ЧТО НУЖНО СДЕЛАТЬ
#1 Выведите без изменений фрагмент текста о сборнике работ о Маяковском от слов «В этом издании, в» до слов «был Владимир Маяковский.» включительно.
#2 Перепишите строки записей от строки с «brand-name: 考生网 <box>86 9 146 28</box>» до строки с «paragraph-text: A 项正确，法律效力即法律约束力，指人们应当按照法律规定行为，必须服从，包括时间…» включительно, заменив «kaosheng-watermark» на «watermark» и ничего больше не меняя. Выведите только эти строки.

ФРАГМЕНТ ДОКУМЕНТА

МАЯКОВСКИЙ ПРОДОЛЖАЕТСЯ
№ 2016 / 36, 20.10.2016
Под таким, давно ставшим традиционным заглавием вышел сборник, по счёту уже третий, научных исследований и публикаций архивных материалов о «лучшем и талантливейшем поэте советской эпохи». Начало этому изданию было положено ещё в 1940 году, когда библиотекой-музеем В.В. Маяковского были подготовлены и частично изданы два сборника (один из них вышел в Ленинграде) с таким же названием. Одновременно была открыта выставка, приуроченная к 10-летней годовщине со дня смерти поэта. Тогда же был озвучен и опубликован доклад А.А. Фадеева о Маяковском. Но эта серия была возобновлена лишь в 2000-х (нулевых, как теперь принято говорить) годах, и вот теперь перед нами – выпуск № 3, подготовленный и изданный учёными ИМЛИ совместно с сотрудниками Государственного музея В.В. Маяковского.
В этом издании, в представленных в нём работах отечественных и зарубежных учёных подвергается анализу весьма широкий круг проблем, связанных с творчеством и биографией Маяковского, его окружением, связями, эпохой 1910-х – 1920-х, одной из самых интересных в истории отечественной литературы и искусства, когда, в частности, происходил расцвет русского авангарда. Одной из ярчайших и очень характерных фигур того времени был Владимир Маяковский.
Так, в статье М. Бузаш «Явление экспрессионистской драмы: трагедия «Владимир Маяковский» анализируется трагедия «Владимир Маяковский», написанная молодым поэтом-футуристом в 1913 году и 2 и 4 декабря того же года поставленная в петербургском театре «Луна-парк». Маяковский был режиссёром спектакля и исполнителем главной роли. Это произведение раннего Маяковского рассматривается автором с точки зрения несвойственной в целом русской литературе поэтики экспрессионизма и показывается её определённая близость к драматургии Л.Андреева, где, по выражению К.И. Чуковского из статьи «Русское детство», «те же бум-бум», те же вздутья, распухшие образы – крики, взвизги, симуляция безумия, а в основе такое же старательное нанизывание иллюзионистских образов, к коим нас приучили хотя бы Сергеев-Ценский или даже Осип Дымов».

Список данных
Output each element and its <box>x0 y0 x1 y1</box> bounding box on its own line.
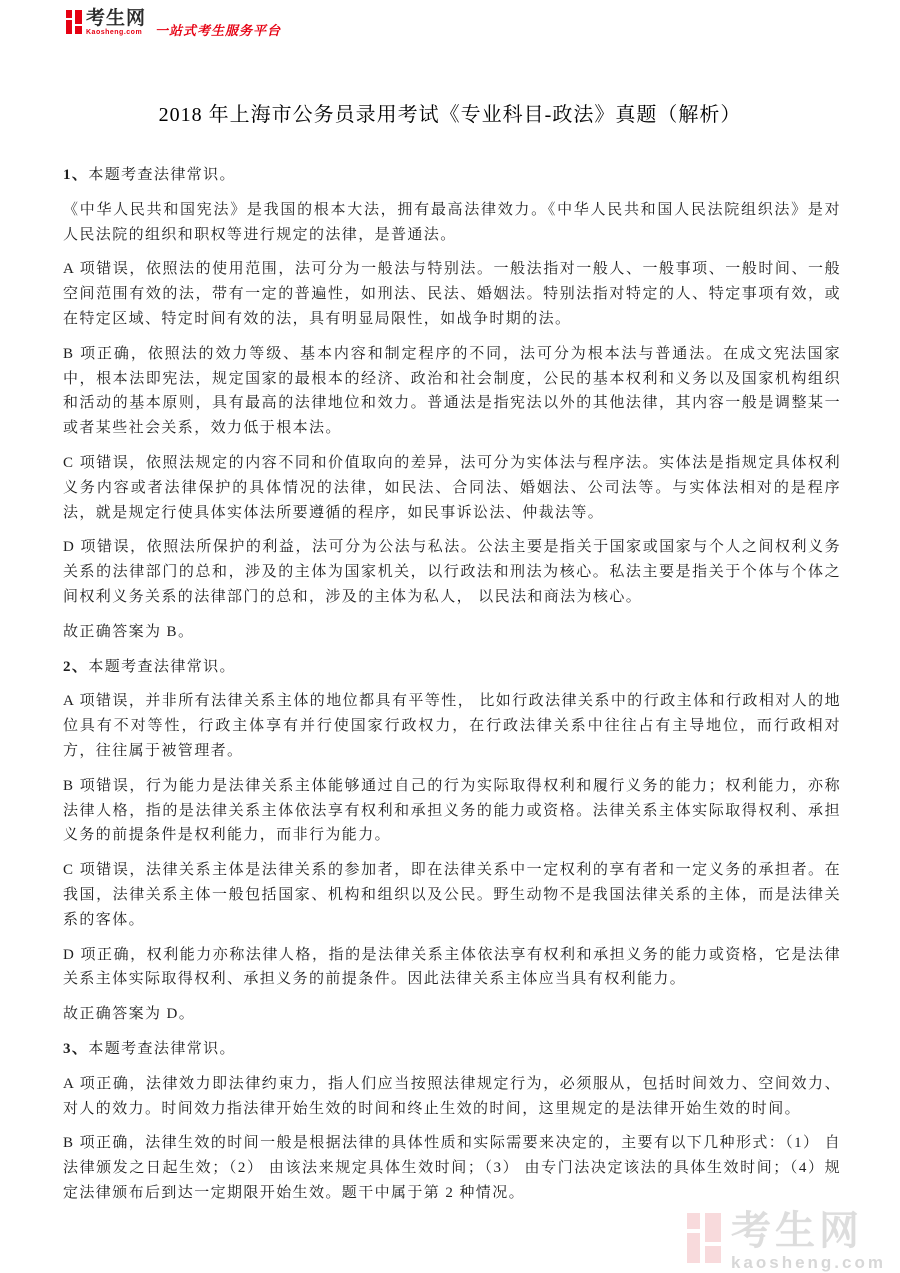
brand-name: 考生网 <box>86 9 146 28</box>
kaosheng-watermark: 考生网 kaosheng.com <box>687 1211 886 1271</box>
paragraph-text: A 项正确，法律效力即法律约束力，指人们应当按照法律规定行为，必须服从，包括时间… <box>63 1076 841 1117</box>
paragraph: 《中华人民共和国宪法》是我国的根本大法，拥有最高法律效力。《中华人民共和国人民法… <box>63 198 841 248</box>
paragraph: 1、本题考查法律常识。 <box>63 163 841 188</box>
brand-domain: Kaosheng.com <box>86 29 146 36</box>
paragraph: C 项错误，法律关系主体是法律关系的参加者，即在法律关系中一定权利的享有者和一定… <box>63 858 841 932</box>
paragraph-text: 本题考查法律常识。 <box>88 1041 236 1057</box>
watermark-brand: 考生网 <box>731 1211 886 1251</box>
paragraph: B 项正确，依照法的效力等级、基本内容和制定程序的不同，法可分为根本法与普通法。… <box>63 342 841 441</box>
document-page: 考生网 Kaosheng.com 一站式考生服务平台 2018 年上海市公务员录… <box>0 0 900 1273</box>
logo-text: 考生网 Kaosheng.com <box>86 9 146 36</box>
paragraph-text: 本题考查法律常识。 <box>88 167 236 183</box>
site-header: 考生网 Kaosheng.com 一站式考生服务平台 <box>66 9 281 39</box>
kaosheng-logo-icon <box>66 10 82 35</box>
paragraph: 故正确答案为 B。 <box>63 620 841 645</box>
paragraph: A 项正确，法律效力即法律约束力，指人们应当按照法律规定行为，必须服从，包括时间… <box>63 1072 841 1122</box>
paragraph: C 项错误，依照法规定的内容不同和价值取向的差异，法可分为实体法与程序法。实体法… <box>63 451 841 525</box>
paragraph-number: 1、 <box>63 167 88 183</box>
paragraph-number: 3、 <box>63 1041 88 1057</box>
brand-tagline: 一站式考生服务平台 <box>155 20 281 39</box>
paragraph-text: 故正确答案为 B。 <box>63 624 194 640</box>
paragraph-text: 故正确答案为 D。 <box>63 1006 195 1022</box>
paragraph-text: A 项错误，并非所有法律关系主体的地位都具有平等性， 比如行政法律关系中的行政主… <box>63 693 841 759</box>
paragraph-text: 本题考查法律常识。 <box>88 659 236 675</box>
paragraph-text: B 项正确，依照法的效力等级、基本内容和制定程序的不同，法可分为根本法与普通法。… <box>63 346 841 436</box>
watermark-domain: kaosheng.com <box>731 1254 886 1271</box>
paragraph: 3、本题考查法律常识。 <box>63 1037 841 1062</box>
paragraph: A 项错误，并非所有法律关系主体的地位都具有平等性， 比如行政法律关系中的行政主… <box>63 689 841 763</box>
paragraph: B 项正确，法律生效的时间一般是根据法律的具体性质和实际需要来决定的，主要有以下… <box>63 1131 841 1205</box>
paragraph: A 项错误，依照法的使用范围，法可分为一般法与特别法。一般法指对一般人、一般事项… <box>63 257 841 331</box>
paragraph: B 项错误，行为能力是法律关系主体能够通过自己的行为实际取得权利和履行义务的能力… <box>63 774 841 848</box>
paragraph-number: 2、 <box>63 659 88 675</box>
paragraph-text: C 项错误，法律关系主体是法律关系的参加者，即在法律关系中一定权利的享有者和一定… <box>63 862 841 928</box>
paragraph-text: C 项错误，依照法规定的内容不同和价值取向的差异，法可分为实体法与程序法。实体法… <box>63 455 841 521</box>
watermark-text: 考生网 kaosheng.com <box>731 1211 886 1271</box>
paragraph: D 项正确，权利能力亦称法律人格，指的是法律关系主体依法享有权利和承担义务的能力… <box>63 943 841 993</box>
paragraph: 故正确答案为 D。 <box>63 1002 841 1027</box>
paragraph-text: 《中华人民共和国宪法》是我国的根本大法，拥有最高法律效力。《中华人民共和国人民法… <box>63 202 841 243</box>
paragraph-text: B 项正确，法律生效的时间一般是根据法律的具体性质和实际需要来决定的，主要有以下… <box>63 1135 841 1201</box>
paragraph-text: A 项错误，依照法的使用范围，法可分为一般法与特别法。一般法指对一般人、一般事项… <box>63 261 841 327</box>
paragraph: 2、本题考查法律常识。 <box>63 655 841 680</box>
paragraph-text: D 项正确，权利能力亦称法律人格，指的是法律关系主体依法享有权利和承担义务的能力… <box>63 947 841 988</box>
paragraph-text: D 项错误，依照法所保护的利益，法可分为公法与私法。公法主要是指关于国家或国家与… <box>63 539 841 605</box>
paragraph-text: B 项错误，行为能力是法律关系主体能够通过自己的行为实际取得权利和履行义务的能力… <box>63 778 841 844</box>
kaosheng-watermark-icon <box>687 1213 721 1263</box>
paragraph: D 项错误，依照法所保护的利益，法可分为公法与私法。公法主要是指关于国家或国家与… <box>63 535 841 609</box>
document-body: 1、本题考查法律常识。 《中华人民共和国宪法》是我国的根本大法，拥有最高法律效力… <box>63 163 841 1216</box>
document-title: 2018 年上海市公务员录用考试《专业科目-政法》真题（解析） <box>0 98 900 127</box>
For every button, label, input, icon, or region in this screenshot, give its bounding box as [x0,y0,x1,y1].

ВЫПОЛНЕННОЕ ЗАДАНИЕ
#1
В этом издании, в представленных в нём работах отечественных и зарубежных учёных подвергается анализу весьма широкий круг проблем, связанных с творчеством и биографией Маяковского, его окружением, связями, эпохой 1910-х – 1920-х, одной из самых интересных в истории отечественной литературы и искусства, когда, в частности, происходил расцвет русского авангарда. Одной из ярчайших и очень характерных фигур того времени был Владимир Маяковский.

#2
brand-name: 考生网 <box>86 9 146 28</box>
watermark: 考生网 kaosheng.com <box>687 1211 886 1271</box>
paragraph-text: A 项正确，法律效力即法律约束力，指人们应当按照法律规定行为，必须服从，包括时间… <box>63 1076 841 1117</box>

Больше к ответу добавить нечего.